Records:
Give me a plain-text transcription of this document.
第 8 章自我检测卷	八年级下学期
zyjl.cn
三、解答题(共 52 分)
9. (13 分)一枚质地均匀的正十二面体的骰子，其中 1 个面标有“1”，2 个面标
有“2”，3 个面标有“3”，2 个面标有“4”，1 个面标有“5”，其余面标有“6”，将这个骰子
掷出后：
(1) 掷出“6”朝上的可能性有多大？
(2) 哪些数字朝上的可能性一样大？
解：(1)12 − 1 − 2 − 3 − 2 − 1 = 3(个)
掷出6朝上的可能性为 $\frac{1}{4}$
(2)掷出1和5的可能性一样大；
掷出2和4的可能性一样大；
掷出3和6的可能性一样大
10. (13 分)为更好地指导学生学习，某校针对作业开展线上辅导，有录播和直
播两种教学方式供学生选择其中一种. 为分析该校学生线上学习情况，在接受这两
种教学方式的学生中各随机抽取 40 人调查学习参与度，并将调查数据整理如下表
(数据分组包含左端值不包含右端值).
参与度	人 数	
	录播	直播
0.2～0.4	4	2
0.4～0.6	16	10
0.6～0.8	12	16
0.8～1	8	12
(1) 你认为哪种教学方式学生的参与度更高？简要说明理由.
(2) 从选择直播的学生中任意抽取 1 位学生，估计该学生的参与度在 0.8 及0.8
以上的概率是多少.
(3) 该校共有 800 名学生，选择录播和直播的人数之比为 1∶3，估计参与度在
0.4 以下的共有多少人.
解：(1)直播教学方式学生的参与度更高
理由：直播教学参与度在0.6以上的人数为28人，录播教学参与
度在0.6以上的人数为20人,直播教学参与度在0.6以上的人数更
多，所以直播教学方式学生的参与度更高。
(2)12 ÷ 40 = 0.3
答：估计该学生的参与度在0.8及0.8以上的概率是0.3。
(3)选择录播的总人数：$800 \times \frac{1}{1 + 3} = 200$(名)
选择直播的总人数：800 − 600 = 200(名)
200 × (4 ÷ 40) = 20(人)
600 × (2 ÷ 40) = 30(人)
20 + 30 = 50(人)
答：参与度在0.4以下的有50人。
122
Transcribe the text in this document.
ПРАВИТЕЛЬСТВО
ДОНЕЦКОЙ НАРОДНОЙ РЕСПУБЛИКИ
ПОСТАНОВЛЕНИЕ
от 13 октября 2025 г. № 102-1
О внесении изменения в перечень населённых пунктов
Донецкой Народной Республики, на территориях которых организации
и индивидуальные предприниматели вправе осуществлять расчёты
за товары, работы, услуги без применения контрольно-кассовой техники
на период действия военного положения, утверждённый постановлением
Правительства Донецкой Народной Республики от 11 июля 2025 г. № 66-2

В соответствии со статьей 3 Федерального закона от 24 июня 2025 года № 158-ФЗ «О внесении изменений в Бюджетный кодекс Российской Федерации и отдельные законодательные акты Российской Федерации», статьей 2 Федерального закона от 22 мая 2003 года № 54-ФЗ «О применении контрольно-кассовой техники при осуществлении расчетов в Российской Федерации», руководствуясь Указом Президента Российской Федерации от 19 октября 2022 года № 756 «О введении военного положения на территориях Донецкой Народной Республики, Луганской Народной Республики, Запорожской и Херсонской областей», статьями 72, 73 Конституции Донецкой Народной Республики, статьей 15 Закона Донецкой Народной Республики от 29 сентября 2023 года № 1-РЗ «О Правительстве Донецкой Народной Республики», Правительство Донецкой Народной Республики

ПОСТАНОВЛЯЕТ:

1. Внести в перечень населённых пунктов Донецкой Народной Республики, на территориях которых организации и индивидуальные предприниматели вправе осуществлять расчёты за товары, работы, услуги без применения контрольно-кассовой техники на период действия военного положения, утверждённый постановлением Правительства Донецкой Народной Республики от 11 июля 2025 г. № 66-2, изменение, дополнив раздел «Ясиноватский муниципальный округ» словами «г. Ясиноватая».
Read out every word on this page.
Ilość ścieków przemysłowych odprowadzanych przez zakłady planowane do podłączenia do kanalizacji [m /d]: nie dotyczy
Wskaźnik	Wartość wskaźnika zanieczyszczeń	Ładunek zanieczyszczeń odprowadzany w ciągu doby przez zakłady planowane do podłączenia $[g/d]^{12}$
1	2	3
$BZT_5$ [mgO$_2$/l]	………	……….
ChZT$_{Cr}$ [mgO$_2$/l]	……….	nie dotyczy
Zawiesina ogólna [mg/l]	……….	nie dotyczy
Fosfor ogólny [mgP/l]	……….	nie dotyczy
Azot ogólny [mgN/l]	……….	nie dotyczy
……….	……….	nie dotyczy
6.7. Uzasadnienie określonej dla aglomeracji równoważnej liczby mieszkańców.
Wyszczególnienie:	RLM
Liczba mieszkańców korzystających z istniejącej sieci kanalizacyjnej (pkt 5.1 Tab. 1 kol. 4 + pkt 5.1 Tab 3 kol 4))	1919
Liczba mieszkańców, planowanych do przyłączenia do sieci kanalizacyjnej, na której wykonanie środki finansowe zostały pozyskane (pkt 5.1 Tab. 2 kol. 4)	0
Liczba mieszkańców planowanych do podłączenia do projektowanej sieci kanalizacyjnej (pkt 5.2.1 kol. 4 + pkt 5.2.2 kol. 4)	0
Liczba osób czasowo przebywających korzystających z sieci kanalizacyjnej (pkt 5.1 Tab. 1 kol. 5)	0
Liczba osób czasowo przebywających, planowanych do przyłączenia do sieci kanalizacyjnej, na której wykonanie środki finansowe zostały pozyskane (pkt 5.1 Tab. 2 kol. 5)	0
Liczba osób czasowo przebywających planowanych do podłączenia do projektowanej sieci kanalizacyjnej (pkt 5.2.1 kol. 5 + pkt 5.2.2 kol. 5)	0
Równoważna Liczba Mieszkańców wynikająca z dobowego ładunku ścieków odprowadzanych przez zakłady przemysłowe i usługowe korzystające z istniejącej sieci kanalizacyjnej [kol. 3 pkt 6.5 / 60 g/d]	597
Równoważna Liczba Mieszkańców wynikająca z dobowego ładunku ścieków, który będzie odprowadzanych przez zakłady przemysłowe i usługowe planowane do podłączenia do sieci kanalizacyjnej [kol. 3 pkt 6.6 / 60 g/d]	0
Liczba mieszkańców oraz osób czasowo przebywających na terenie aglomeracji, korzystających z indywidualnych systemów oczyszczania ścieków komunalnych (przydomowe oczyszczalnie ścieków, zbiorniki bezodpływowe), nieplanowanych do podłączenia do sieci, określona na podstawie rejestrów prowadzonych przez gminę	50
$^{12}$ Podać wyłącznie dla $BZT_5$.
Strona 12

* [WHAT THIS TASK INVOLVES]: Each line in the material above must be retyped without alteration.

* [ANSWER TO THIS PROBLEM]:
Give me a plain-text transcription of this document.
第 8 章自我检测卷	八年级下学期
zyjl.cn
三、解答题(共 52 分)
9. (13 分)一枚质地均匀的正十二面体的骰子，其中 1 个面标有“1”，2 个面标
有“2”，3 个面标有“3”，2 个面标有“4”，1 个面标有“5”，其余面标有“6”，将这个骰子
掷出后：
(1) 掷出“6”朝上的可能性有多大？
(2) 哪些数字朝上的可能性一样大？
解：(1)12 − 1 − 2 − 3 − 2 − 1 = 3(个)
掷出6朝上的可能性为 $\frac{1}{4}$
(2)掷出1和5的可能性一样大；
掷出2和4的可能性一样大；
掷出3和6的可能性一样大
10. (13 分)为更好地指导学生学习，某校针对作业开展线上辅导，有录播和直
播两种教学方式供学生选择其中一种. 为分析该校学生线上学习情况，在接受这两
种教学方式的学生中各随机抽取 40 人调查学习参与度，并将调查数据整理如下表
(数据分组包含左端值不包含右端值).
参与度	人 数	
	录播	直播
0.2～0.4	4	2
0.4～0.6	16	10
0.6～0.8	12	16
0.8～1	8	12
(1) 你认为哪种教学方式学生的参与度更高？简要说明理由.
(2) 从选择直播的学生中任意抽取 1 位学生，估计该学生的参与度在 0.8 及0.8
以上的概率是多少.
(3) 该校共有 800 名学生，选择录播和直播的人数之比为 1∶3，估计参与度在
0.4 以下的共有多少人.
解：(1)直播教学方式学生的参与度更高
理由：直播教学参与度在0.6以上的人数为28人，录播教学参与
度在0.6以上的人数为20人,直播教学参与度在0.6以上的人数更
多，所以直播教学方式学生的参与度更高。
(2)12 ÷ 40 = 0.3
答：估计该学生的参与度在0.8及0.8以上的概率是0.3。
(3)选择录播的总人数：$800 \times \frac{1}{1 + 3} = 200$(名)
选择直播的总人数：800 − 600 = 200(名)
200 × (4 ÷ 40) = 20(人)
600 × (2 ÷ 40) = 30(人)
20 + 30 = 50(人)
答：参与度在0.4以下的有50人。
122
Transcribe the text in this document.
ПРАВИТЕЛЬСТВО
ДОНЕЦКОЙ НАРОДНОЙ РЕСПУБЛИКИ
ПОСТАНОВЛЕНИЕ
от 13 октября 2025 г. № 102-1
О внесении изменения в перечень населённых пунктов
Донецкой Народной Республики, на территориях которых организации
и индивидуальные предприниматели вправе осуществлять расчёты
за товары, работы, услуги без применения контрольно-кассовой техники
на период действия военного положения, утверждённый постановлением
Правительства Донецкой Народной Республики от 11 июля 2025 г. № 66-2

В соответствии со статьей 3 Федерального закона от 24 июня 2025 года № 158-ФЗ «О внесении изменений в Бюджетный кодекс Российской Федерации и отдельные законодательные акты Российской Федерации», статьей 2 Федерального закона от 22 мая 2003 года № 54-ФЗ «О применении контрольно-кассовой техники при осуществлении расчетов в Российской Федерации», руководствуясь Указом Президента Российской Федерации от 19 октября 2022 года № 756 «О введении военного положения на территориях Донецкой Народной Республики, Луганской Народной Республики, Запорожской и Херсонской областей», статьями 72, 73 Конституции Донецкой Народной Республики, статьей 15 Закона Донецкой Народной Республики от 29 сентября 2023 года № 1-РЗ «О Правительстве Донецкой Народной Республики», Правительство Донецкой Народной Республики

ПОСТАНОВЛЯЕТ:

1. Внести в перечень населённых пунктов Донецкой Народной Республики, на территориях которых организации и индивидуальные предприниматели вправе осуществлять расчёты за товары, работы, услуги без применения контрольно-кассовой техники на период действия военного положения, утверждённый постановлением Правительства Донецкой Народной Республики от 11 июля 2025 г. № 66-2, изменение, дополнив раздел «Ясиноватский муниципальный округ» словами «г. Ясиноватая».
Read out every word on this page.
Ilość ścieków przemysłowych odprowadzanych przez zakłady planowane do podłączenia do kanalizacji [m /d]: nie dotyczy
Wskaźnik	Wartość wskaźnika zanieczyszczeń	Ładunek zanieczyszczeń odprowadzany w ciągu doby przez zakłady planowane do podłączenia $[g/d]^{12}$
1	2	3
$BZT_5$ [mgO$_2$/l]	………	……….
ChZT$_{Cr}$ [mgO$_2$/l]	……….	nie dotyczy
Zawiesina ogólna [mg/l]	……….	nie dotyczy
Fosfor ogólny [mgP/l]	……….	nie dotyczy
Azot ogólny [mgN/l]	……….	nie dotyczy
……….	……….	nie dotyczy
6.7. Uzasadnienie określonej dla aglomeracji równoważnej liczby mieszkańców.
Wyszczególnienie:	RLM
Liczba mieszkańców korzystających z istniejącej sieci kanalizacyjnej (pkt 5.1 Tab. 1 kol. 4 + pkt 5.1 Tab 3 kol 4))	1919
Liczba mieszkańców, planowanych do przyłączenia do sieci kanalizacyjnej, na której wykonanie środki finansowe zostały pozyskane (pkt 5.1 Tab. 2 kol. 4)	0
Liczba mieszkańców planowanych do podłączenia do projektowanej sieci kanalizacyjnej (pkt 5.2.1 kol. 4 + pkt 5.2.2 kol. 4)	0
Liczba osób czasowo przebywających korzystających z sieci kanalizacyjnej (pkt 5.1 Tab. 1 kol. 5)	0
Liczba osób czasowo przebywających, planowanych do przyłączenia do sieci kanalizacyjnej, na której wykonanie środki finansowe zostały pozyskane (pkt 5.1 Tab. 2 kol. 5)	0
Liczba osób czasowo przebywających planowanych do podłączenia do projektowanej sieci kanalizacyjnej (pkt 5.2.1 kol. 5 + pkt 5.2.2 kol. 5)	0
Równoważna Liczba Mieszkańców wynikająca z dobowego ładunku ścieków odprowadzanych przez zakłady przemysłowe i usługowe korzystające z istniejącej sieci kanalizacyjnej [kol. 3 pkt 6.5 / 60 g/d]	597
Równoważna Liczba Mieszkańców wynikająca z dobowego ładunku ścieków, który będzie odprowadzanych przez zakłady przemysłowe i usługowe planowane do podłączenia do sieci kanalizacyjnej [kol. 3 pkt 6.6 / 60 g/d]	0
Liczba mieszkańców oraz osób czasowo przebywających na terenie aglomeracji, korzystających z indywidualnych systemów oczyszczania ścieków komunalnych (przydomowe oczyszczalnie ścieków, zbiorniki bezodpływowe), nieplanowanych do podłączenia do sieci, określona na podstawie rejestrów prowadzonych przez gminę	50
$^{12}$ Podać wyłącznie dla $BZT_5$.
Strona 12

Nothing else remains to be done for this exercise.